**EXERCISE REQUIREMENTS:**
Without the pictures, repeat the listing character for character.

%%

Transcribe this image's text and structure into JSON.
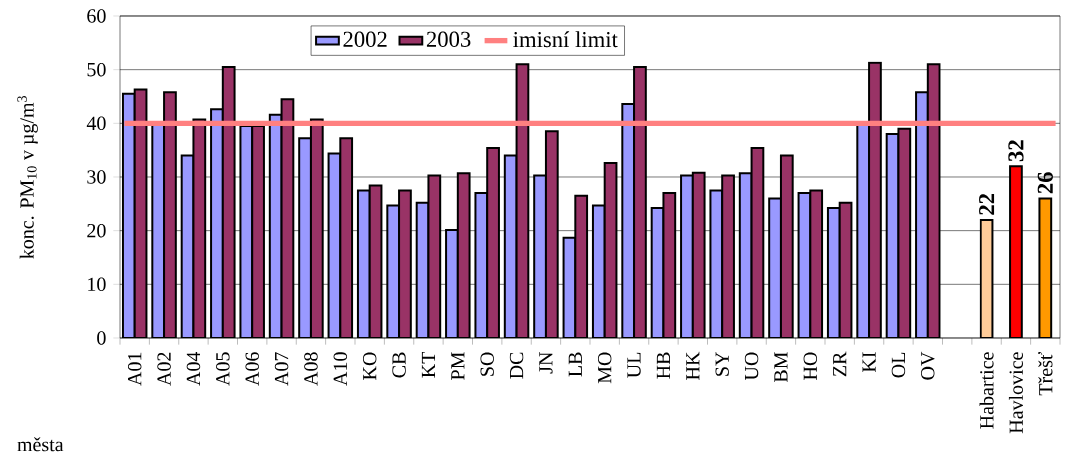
{
  "chart_data": {
    "type": "bar",
    "ylabel": "konc. PM$_{10}$ v µg/m$^{3}$",
    "xlabel": "města",
    "categories": [
      "A01",
      "A02",
      "A04",
      "A05",
      "A06",
      "A07",
      "A08",
      "A10",
      "KO",
      "CB",
      "KT",
      "PM",
      "SO",
      "DC",
      "JN",
      "LB",
      "MO",
      "UL",
      "HB",
      "HK",
      "SY",
      "UO",
      "BM",
      "HO",
      "ZR",
      "KI",
      "OL",
      "OV",
      null,
      "Habartice",
      "Havlovice",
      "Třešť"
    ],
    "series": [
      {
        "name": "2002",
        "color": "#9999ff",
        "values": [
          45.5,
          40,
          34,
          42.6,
          39.5,
          41.6,
          37.2,
          34.4,
          27.5,
          24.7,
          25.2,
          20.1,
          27,
          34,
          30.3,
          18.7,
          24.7,
          43.6,
          24.2,
          30.3,
          27.5,
          30.7,
          26,
          27,
          24.2,
          40,
          38,
          45.8,
          null,
          null,
          null,
          null
        ]
      },
      {
        "name": "2003",
        "color": "#993366",
        "values": [
          46.3,
          45.8,
          40.7,
          50.5,
          39.5,
          44.5,
          40.7,
          37.2,
          28.4,
          27.5,
          30.3,
          30.7,
          35.4,
          51,
          38.5,
          26.5,
          32.6,
          50.5,
          27,
          30.8,
          30.3,
          35.4,
          34,
          27.5,
          25.2,
          51.3,
          39,
          51,
          null,
          null,
          null,
          null
        ]
      },
      {
        "colors": [
          null,
          null,
          null,
          null,
          null,
          null,
          null,
          null,
          null,
          null,
          null,
          null,
          null,
          null,
          null,
          null,
          null,
          null,
          null,
          null,
          null,
          null,
          null,
          null,
          null,
          null,
          null,
          null,
          null,
          "#ffcc99",
          "#ff0000",
          "#ff9900"
        ],
        "values": [
          null,
          null,
          null,
          null,
          null,
          null,
          null,
          null,
          null,
          null,
          null,
          null,
          null,
          null,
          null,
          null,
          null,
          null,
          null,
          null,
          null,
          null,
          null,
          null,
          null,
          null,
          null,
          null,
          null,
          22,
          32,
          26
        ],
        "value_labels": [
          null,
          null,
          null,
          null,
          null,
          null,
          null,
          null,
          null,
          null,
          null,
          null,
          null,
          null,
          null,
          null,
          null,
          null,
          null,
          null,
          null,
          null,
          null,
          null,
          null,
          null,
          null,
          null,
          null,
          "22",
          "32",
          "26"
        ]
      }
    ],
    "ref_lines": [
      {
        "axis": "y",
        "value": 40,
        "label": "imisní limit",
        "color": "#ff8080"
      }
    ],
    "ylim": [
      0,
      60
    ],
    "yticks": [
      0,
      10,
      20,
      30,
      40,
      50,
      60
    ],
    "grid": "y",
    "legend": "top"
  }
}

%%

**WRITTEN REPLY:**
Transcribe this image's text and structure into JSON.
{
  "chart_data": {
    "type": "bar",
    "ylabel": "konc. PM$_{10}$ v µg/m$^{3}$",
    "xlabel": "města",
    "categories": [
      "A01",
      "A02",
      "A04",
      "A05",
      "A06",
      "A07",
      "A08",
      "A10",
      "KO",
      "CB",
      "KT",
      "PM",
      "SO",
      "DC",
      "JN",
      "LB",
      "MO",
      "UL",
      "HB",
      "HK",
      "SY",
      "UO",
      "BM",
      "HO",
      "ZR",
      "KI",
      "OL",
      "OV",
      null,
      "Habartice",
      "Havlovice",
      "Třešť"
    ],
    "series": [
      {
        "name": "2002",
        "color": "#9999ff",
        "values": [
          45.5,
          40,
          34,
          42.6,
          39.5,
          41.6,
          37.2,
          34.4,
          27.5,
          24.7,
          25.2,
          20.1,
          27,
          34,
          30.3,
          18.7,
          24.7,
          43.6,
          24.2,
          30.3,
          27.5,
          30.7,
          26,
          27,
          24.2,
          40,
          38,
          45.8,
          null,
          null,
          null,
          null
        ]
      },
      {
        "name": "2003",
        "color": "#993366",
        "values": [
          46.3,
          45.8,
          40.7,
          50.5,
          39.5,
          44.5,
          40.7,
          37.2,
          28.4,
          27.5,
          30.3,
          30.7,
          35.4,
          51,
          38.5,
          26.5,
          32.6,
          50.5,
          27,
          30.8,
          30.3,
          35.4,
          34,
          27.5,
          25.2,
          51.3,
          39,
          51,
          null,
          null,
          null,
          null
        ]
      },
      {
        "colors": [
          null,
          null,
          null,
          null,
          null,
          null,
          null,
          null,
          null,
          null,
          null,
          null,
          null,
          null,
          null,
          null,
          null,
          null,
          null,
          null,
          null,
          null,
          null,
          null,
          null,
          null,
          null,
          null,
          null,
          "#ffcc99",
          "#ff0000",
          "#ff9900"
        ],
        "values": [
          null,
          null,
          null,
          null,
          null,
          null,
          null,
          null,
          null,
          null,
          null,
          null,
          null,
          null,
          null,
          null,
          null,
          null,
          null,
          null,
          null,
          null,
          null,
          null,
          null,
          null,
          null,
          null,
          null,
          22,
          32,
          26
        ],
        "value_labels": [
          null,
          null,
          null,
          null,
          null,
          null,
          null,
          null,
          null,
          null,
          null,
          null,
          null,
          null,
          null,
          null,
          null,
          null,
          null,
          null,
          null,
          null,
          null,
          null,
          null,
          null,
          null,
          null,
          null,
          "22",
          "32",
          "26"
        ]
      }
    ],
    "ref_lines": [
      {
        "axis": "y",
        "value": 40,
        "label": "imisní limit",
        "color": "#ff8080"
      }
    ],
    "ylim": [
      0,
      60
    ],
    "yticks": [
      0,
      10,
      20,
      30,
      40,
      50,
      60
    ],
    "grid": "y",
    "legend": "top"
  }
}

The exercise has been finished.